— Start of Extracted entries —

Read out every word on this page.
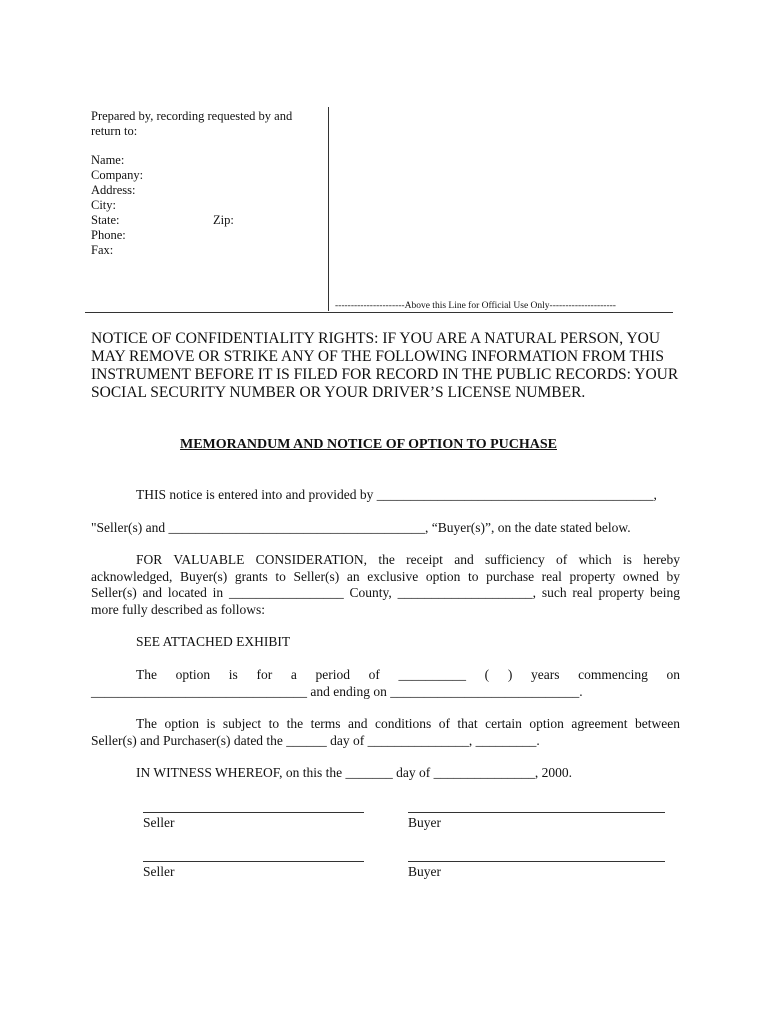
Prepared by, recording requested by and
return to:
Name:
Company:
Address:
City:
State:	Zip:
Phone:
Fax:
----------------------Above this Line for Official Use Only---------------------
NOTICE OF CONFIDENTIALITY RIGHTS: IF YOU ARE A NATURAL PERSON, YOU
MAY REMOVE OR STRIKE ANY OF THE FOLLOWING INFORMATION FROM THIS
INSTRUMENT BEFORE IT IS FILED FOR RECORD IN THE PUBLIC RECORDS: YOUR
SOCIAL SECURITY NUMBER OR YOUR DRIVER’S LICENSE NUMBER.
MEMORANDUM AND NOTICE OF OPTION TO PUCHASE
THIS notice is entered into and provided by _________________________________________,
"Seller(s) and ______________________________________, “Buyer(s)”, on the date stated below.
FOR VALUABLE CONSIDERATION, the receipt and sufficiency of which is hereby
acknowledged, Buyer(s) grants to Seller(s) an exclusive option to purchase real property owned by
Seller(s) and located in _________________ County, ____________________, such real property being
more fully described as follows:
SEE ATTACHED EXHIBIT
The option is for a period of __________ ( ) years commencing on
________________________________ and ending on ____________________________.
The option is subject to the terms and conditions of that certain option agreement between
Seller(s) and Purchaser(s) dated the ______ day of _______________, _________.
IN WITNESS WHEREOF, on this the _______ day of _______________, 2000.
Seller	Buyer
Seller	Buyer
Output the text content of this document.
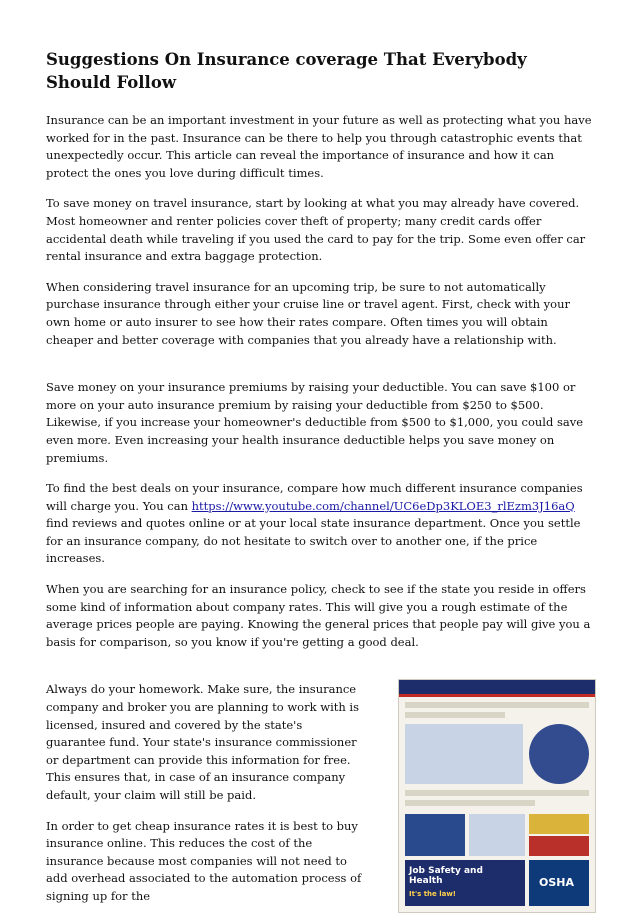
Suggestions On Insurance coverage That Everybody Should Follow

Insurance can be an important investment in your future as well as protecting what you have worked for in the past. Insurance can be there to help you through catastrophic events that unexpectedly occur. This article can reveal the importance of insurance and how it can protect the ones you love during difficult times.

To save money on travel insurance, start by looking at what you may already have covered. Most homeowner and renter policies cover theft of property; many credit cards offer accidental death while traveling if you used the card to pay for the trip. Some even offer car rental insurance and extra baggage protection.

When considering travel insurance for an upcoming trip, be sure to not automatically purchase insurance through either your cruise line or travel agent. First, check with your own home or auto insurer to see how their rates compare. Often times you will obtain cheaper and better coverage with companies that you already have a relationship with.

Save money on your insurance premiums by raising your deductible. You can save $100 or more on your auto insurance premium by raising your deductible from $250 to $500. Likewise, if you increase your homeowner's deductible from $500 to $1,000, you could save even more. Even increasing your health insurance deductible helps you save money on premiums.

To find the best deals on your insurance, compare how much different insurance companies will charge you. You can https://www.youtube.com/channel/UC6eDp3KLOE3_rlEzm3J16aQ find reviews and quotes online or at your local state insurance department. Once you settle for an insurance company, do not hesitate to switch over to another one, if the price increases.

When you are searching for an insurance policy, check to see if the state you reside in offers some kind of information about company rates. This will give you a rough estimate of the average prices people are paying. Knowing the general prices that people pay will give you a basis for comparison, so you know if you're getting a good deal.

Always do your homework. Make sure, the insurance company and broker you are planning to work with is licensed, insured and covered by the state's guarantee fund. Your state's insurance commissioner or department can provide this information for free. This ensures that, in case of an insurance company default, your claim will still be paid.

In order to get cheap insurance rates it is best to buy insurance online. This reduces the cost of the insurance because most companies will not need to add overhead associated to the automation process of signing up for the

Job Safety and Health
It's the law!
OSHA
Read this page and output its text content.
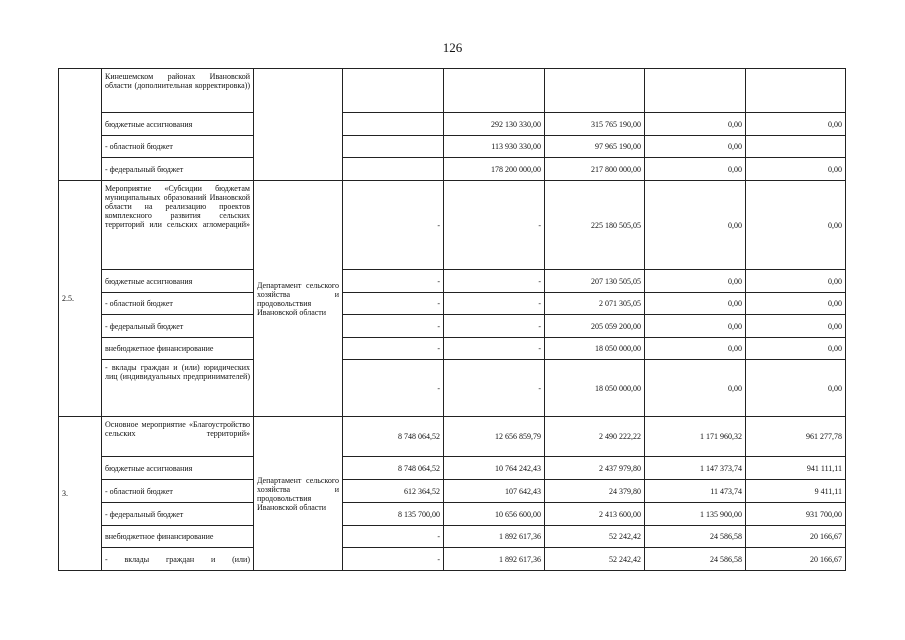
126
	Кинешемском районах Ивановской области (дополнительная корректировка))						
	бюджетные ассигнования			292 130 330,00	315 765 190,00	0,00	0,00
	- областной бюджет			113 930 330,00	97 965 190,00	0,00	
	- федеральный бюджет			178 200 000,00	217 800 000,00	0,00	0,00
2.5.	Мероприятие «Субсидии бюджетам муниципальных образований Ивановской области на реализацию проектов комплексного развития сельских территорий или сельских агломераций»	Департамент сельского хозяйства и продовольствия Ивановской области	-	-	225 180 505,05	0,00	0,00
	бюджетные ассигнования		-	-	207 130 505,05	0,00	0,00
	- областной бюджет		-	-	2 071 305,05	0,00	0,00
	- федеральный бюджет		-	-	205 059 200,00	0,00	0,00
	внебюджетное финансирование		-	-	18 050 000,00	0,00	0,00
	- вклады граждан и (или) юридических лиц (индивидуальных предпринимателей)		-	-	18 050 000,00	0,00	0,00
3.	Основное мероприятие «Благоустройство сельских территорий»	Департамент сельского хозяйства и продовольствия Ивановской области	8 748 064,52	12 656 859,79	2 490 222,22	1 171 960,32	961 277,78
	бюджетные ассигнования		8 748 064,52	10 764 242,43	2 437 979,80	1 147 373,74	941 111,11
	- областной бюджет		612 364,52	107 642,43	24 379,80	11 473,74	9 411,11
	- федеральный бюджет		8 135 700,00	10 656 600,00	2 413 600,00	1 135 900,00	931 700,00
	внебюджетное финансирование		-	1 892 617,36	52 242,42	24 586,58	20 166,67
	- вклады граждан и (или)		-	1 892 617,36	52 242,42	24 586,58	20 166,67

— End of Extracted entries —

Scan the material above for the string "областной" and return the lines that hold it.

Complete response:
	- областной бюджет			113 930 330,00	97 965 190,00	0,00	
	- областной бюджет		-	-	2 071 305,05	0,00	0,00
	- областной бюджет		612 364,52	107 642,43	24 379,80	11 473,74	9 411,11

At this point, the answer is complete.